■ PROBLEM ■
Pick out the lines below that contain the string "normal" and copy them all.

[Data entries]
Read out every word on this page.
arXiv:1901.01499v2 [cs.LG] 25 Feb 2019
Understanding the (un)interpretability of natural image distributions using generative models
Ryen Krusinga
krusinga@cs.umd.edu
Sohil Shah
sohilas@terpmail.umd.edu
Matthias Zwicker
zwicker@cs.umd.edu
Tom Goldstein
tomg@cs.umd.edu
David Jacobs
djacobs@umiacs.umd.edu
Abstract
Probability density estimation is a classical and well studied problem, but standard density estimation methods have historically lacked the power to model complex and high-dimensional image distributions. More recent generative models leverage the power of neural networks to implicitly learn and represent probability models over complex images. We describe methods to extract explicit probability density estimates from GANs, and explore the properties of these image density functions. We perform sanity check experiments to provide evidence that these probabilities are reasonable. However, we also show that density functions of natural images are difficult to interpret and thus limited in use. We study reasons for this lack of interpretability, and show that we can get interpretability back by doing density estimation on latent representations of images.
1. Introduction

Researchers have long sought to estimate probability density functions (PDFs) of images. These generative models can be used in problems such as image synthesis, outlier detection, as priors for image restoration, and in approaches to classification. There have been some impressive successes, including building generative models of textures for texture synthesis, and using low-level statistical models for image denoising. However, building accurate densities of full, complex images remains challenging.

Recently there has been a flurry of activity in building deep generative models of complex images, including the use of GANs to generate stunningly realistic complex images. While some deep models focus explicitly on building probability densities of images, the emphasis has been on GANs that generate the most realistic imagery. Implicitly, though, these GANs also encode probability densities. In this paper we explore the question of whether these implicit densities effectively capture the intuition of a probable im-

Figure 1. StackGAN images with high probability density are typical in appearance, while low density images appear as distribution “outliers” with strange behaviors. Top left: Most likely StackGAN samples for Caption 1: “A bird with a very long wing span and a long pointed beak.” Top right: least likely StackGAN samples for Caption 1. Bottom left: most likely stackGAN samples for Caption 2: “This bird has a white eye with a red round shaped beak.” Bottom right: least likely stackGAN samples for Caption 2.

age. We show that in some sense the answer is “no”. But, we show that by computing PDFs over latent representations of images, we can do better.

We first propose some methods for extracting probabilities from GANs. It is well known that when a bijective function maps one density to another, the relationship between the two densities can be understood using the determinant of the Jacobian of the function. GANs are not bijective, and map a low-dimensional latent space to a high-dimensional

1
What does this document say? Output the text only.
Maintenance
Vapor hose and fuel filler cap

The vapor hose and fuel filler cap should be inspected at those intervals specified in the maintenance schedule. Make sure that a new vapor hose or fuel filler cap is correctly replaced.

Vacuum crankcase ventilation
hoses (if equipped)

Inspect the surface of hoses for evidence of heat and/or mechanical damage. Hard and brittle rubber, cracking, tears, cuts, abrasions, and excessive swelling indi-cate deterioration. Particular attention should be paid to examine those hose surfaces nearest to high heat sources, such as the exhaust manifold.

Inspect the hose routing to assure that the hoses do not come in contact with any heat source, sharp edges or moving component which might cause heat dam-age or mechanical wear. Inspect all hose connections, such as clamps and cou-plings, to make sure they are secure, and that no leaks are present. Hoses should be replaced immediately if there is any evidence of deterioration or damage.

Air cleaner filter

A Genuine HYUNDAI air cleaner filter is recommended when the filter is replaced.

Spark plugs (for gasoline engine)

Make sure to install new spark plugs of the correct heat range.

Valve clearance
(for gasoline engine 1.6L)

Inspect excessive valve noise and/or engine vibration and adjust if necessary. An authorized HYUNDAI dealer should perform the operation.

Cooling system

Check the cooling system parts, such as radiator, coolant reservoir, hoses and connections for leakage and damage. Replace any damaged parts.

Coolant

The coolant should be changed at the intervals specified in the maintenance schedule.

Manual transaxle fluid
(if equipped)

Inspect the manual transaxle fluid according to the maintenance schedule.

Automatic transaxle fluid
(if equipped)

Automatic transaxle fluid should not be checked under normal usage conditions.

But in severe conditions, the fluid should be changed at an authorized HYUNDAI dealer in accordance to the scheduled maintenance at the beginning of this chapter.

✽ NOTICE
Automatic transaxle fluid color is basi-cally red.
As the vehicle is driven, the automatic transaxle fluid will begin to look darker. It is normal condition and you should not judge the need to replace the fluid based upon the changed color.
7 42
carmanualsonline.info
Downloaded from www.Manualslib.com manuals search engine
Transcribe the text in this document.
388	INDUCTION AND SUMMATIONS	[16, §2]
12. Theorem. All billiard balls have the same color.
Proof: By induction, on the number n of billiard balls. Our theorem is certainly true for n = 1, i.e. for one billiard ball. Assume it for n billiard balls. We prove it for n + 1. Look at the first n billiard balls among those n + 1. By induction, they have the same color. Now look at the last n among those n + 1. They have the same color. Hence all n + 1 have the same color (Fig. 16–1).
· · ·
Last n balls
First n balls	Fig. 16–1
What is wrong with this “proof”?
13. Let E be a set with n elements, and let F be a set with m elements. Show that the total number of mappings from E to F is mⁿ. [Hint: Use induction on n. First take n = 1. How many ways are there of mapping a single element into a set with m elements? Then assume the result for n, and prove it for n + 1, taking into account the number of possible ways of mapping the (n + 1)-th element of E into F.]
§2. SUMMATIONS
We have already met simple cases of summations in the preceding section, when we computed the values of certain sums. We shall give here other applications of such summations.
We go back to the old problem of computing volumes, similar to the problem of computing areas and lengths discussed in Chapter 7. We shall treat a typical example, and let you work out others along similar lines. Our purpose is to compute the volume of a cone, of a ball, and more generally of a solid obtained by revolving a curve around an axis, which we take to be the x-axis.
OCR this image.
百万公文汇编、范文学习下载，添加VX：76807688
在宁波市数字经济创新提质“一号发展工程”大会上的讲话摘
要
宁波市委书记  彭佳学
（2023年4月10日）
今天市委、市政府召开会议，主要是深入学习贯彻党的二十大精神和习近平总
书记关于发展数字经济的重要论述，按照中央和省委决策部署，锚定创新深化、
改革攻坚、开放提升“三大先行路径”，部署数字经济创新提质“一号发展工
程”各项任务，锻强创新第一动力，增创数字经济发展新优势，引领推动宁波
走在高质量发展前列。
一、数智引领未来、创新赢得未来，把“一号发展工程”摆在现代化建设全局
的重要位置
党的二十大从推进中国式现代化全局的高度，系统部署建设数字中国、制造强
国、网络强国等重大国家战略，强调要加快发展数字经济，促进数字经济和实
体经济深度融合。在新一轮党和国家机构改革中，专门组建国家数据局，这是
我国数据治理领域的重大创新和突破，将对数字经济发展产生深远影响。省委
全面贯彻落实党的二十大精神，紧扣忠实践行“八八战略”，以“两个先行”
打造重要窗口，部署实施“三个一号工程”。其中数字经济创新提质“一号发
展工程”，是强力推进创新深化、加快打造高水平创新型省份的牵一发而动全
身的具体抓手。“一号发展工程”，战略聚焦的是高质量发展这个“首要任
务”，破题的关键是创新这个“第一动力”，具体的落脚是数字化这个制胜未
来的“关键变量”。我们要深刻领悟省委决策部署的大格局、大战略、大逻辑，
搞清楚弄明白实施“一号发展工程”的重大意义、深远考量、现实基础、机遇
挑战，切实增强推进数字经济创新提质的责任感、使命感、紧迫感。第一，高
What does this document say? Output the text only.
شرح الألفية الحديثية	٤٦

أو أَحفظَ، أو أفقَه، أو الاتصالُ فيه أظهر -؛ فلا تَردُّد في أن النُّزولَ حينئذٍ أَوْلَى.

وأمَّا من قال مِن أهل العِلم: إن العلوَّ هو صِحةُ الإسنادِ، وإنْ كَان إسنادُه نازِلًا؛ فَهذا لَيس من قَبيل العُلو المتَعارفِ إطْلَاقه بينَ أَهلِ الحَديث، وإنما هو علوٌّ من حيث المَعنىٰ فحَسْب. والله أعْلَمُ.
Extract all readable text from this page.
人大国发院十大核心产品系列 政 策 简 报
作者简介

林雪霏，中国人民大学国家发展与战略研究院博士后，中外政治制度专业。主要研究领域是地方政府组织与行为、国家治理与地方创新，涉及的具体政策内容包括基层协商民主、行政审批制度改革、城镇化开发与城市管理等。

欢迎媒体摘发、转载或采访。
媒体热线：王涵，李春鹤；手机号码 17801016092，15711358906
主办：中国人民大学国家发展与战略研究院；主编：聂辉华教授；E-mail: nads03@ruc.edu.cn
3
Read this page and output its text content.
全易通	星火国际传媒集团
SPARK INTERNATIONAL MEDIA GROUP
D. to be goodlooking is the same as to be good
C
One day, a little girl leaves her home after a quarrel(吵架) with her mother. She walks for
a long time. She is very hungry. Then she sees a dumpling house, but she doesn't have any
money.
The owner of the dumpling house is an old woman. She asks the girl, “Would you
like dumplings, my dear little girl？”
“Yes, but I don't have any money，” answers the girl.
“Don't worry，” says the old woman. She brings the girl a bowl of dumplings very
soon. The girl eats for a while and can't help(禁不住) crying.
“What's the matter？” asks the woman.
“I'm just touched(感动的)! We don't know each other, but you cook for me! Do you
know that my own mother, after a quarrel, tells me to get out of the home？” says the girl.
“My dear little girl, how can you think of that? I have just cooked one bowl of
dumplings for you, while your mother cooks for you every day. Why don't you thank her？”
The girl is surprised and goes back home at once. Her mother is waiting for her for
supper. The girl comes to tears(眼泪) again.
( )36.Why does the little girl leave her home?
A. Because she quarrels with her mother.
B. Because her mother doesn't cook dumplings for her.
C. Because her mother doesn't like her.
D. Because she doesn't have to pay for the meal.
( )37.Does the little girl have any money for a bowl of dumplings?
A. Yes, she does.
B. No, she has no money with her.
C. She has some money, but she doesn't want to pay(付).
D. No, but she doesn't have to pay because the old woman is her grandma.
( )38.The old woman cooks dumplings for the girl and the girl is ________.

■ THE RESPONSE ■
Automatic transaxle fluid should not be checked under normal usage conditions.
As the vehicle is driven, the automatic transaxle fluid will begin to look darker. It is normal condition and you should not judge the need to replace the fluid based upon the changed color.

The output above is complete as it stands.